To do:
Images are not part of the copy; transcribe all the data exactly.

····················

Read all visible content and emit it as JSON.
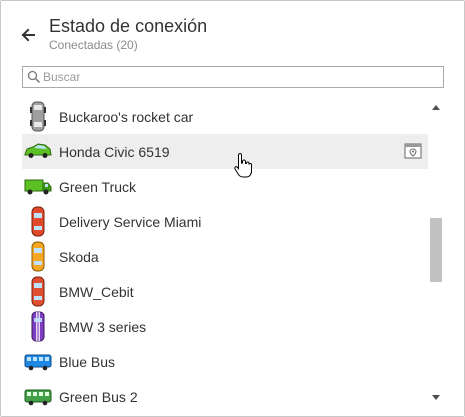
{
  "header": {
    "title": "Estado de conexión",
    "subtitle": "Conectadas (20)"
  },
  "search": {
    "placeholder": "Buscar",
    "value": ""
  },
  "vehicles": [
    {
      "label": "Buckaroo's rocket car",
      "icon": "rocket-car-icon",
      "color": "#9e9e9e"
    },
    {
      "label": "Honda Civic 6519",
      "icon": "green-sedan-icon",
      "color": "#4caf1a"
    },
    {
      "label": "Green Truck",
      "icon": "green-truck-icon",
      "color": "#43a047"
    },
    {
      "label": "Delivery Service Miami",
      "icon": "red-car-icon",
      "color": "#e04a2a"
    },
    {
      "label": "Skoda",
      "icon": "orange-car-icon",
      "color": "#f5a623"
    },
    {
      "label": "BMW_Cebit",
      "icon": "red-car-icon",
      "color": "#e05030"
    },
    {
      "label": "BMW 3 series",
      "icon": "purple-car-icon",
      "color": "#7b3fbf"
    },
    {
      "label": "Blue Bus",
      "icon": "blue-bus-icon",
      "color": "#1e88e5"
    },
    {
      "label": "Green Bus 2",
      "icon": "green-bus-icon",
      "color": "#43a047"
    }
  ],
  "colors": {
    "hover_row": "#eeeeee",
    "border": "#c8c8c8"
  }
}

····················

Problem solution:
Read all visible content and emit it as JSON.
{
  "header": {
    "title": "Estado de conexión",
    "subtitle": "Conectadas (20)"
  },
  "search": {
    "placeholder": "Buscar",
    "value": ""
  },
  "vehicles": [
    {
      "label": "Buckaroo's rocket car",
      "icon": "rocket-car-icon",
      "color": "#9e9e9e"
    },
    {
      "label": "Honda Civic 6519",
      "icon": "green-sedan-icon",
      "color": "#4caf1a"
    },
    {
      "label": "Green Truck",
      "icon": "green-truck-icon",
      "color": "#43a047"
    },
    {
      "label": "Delivery Service Miami",
      "icon": "red-car-icon",
      "color": "#e04a2a"
    },
    {
      "label": "Skoda",
      "icon": "orange-car-icon",
      "color": "#f5a623"
    },
    {
      "label": "BMW_Cebit",
      "icon": "red-car-icon",
      "color": "#e05030"
    },
    {
      "label": "BMW 3 series",
      "icon": "purple-car-icon",
      "color": "#7b3fbf"
    },
    {
      "label": "Blue Bus",
      "icon": "blue-bus-icon",
      "color": "#1e88e5"
    },
    {
      "label": "Green Bus 2",
      "icon": "green-bus-icon",
      "color": "#43a047"
    }
  ],
  "colors": {
    "hover_row": "#eeeeee",
    "border": "#c8c8c8"
  }
}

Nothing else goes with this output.